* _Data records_
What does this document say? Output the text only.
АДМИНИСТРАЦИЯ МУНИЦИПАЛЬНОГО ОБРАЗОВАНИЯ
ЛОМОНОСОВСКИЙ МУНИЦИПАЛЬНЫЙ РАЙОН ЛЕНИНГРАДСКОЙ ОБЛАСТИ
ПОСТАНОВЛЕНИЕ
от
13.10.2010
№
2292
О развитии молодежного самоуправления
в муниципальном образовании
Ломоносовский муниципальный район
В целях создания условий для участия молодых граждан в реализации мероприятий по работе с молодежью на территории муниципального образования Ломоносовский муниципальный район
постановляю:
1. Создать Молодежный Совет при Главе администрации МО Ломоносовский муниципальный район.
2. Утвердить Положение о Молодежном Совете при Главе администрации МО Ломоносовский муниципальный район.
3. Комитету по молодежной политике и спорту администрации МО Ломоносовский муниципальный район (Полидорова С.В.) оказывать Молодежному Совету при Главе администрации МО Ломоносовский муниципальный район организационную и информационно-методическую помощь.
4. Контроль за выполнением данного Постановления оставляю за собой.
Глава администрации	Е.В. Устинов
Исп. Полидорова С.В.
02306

* _WHAT IS NEEDED_
Where a line holds "Главе", copy it out.

* _RESULT OF THE TASK_
1. Создать Молодежный Совет при Главе администрации МО Ломоносовский муниципальный район.
2. Утвердить Положение о Молодежном Совете при Главе администрации МО Ломоносовский муниципальный район.
3. Комитету по молодежной политике и спорту администрации МО Ломоносовский муниципальный район (Полидорова С.В.) оказывать Молодежному Совету при Главе администрации МО Ломоносовский муниципальный район организационную и информационно-методическую помощь.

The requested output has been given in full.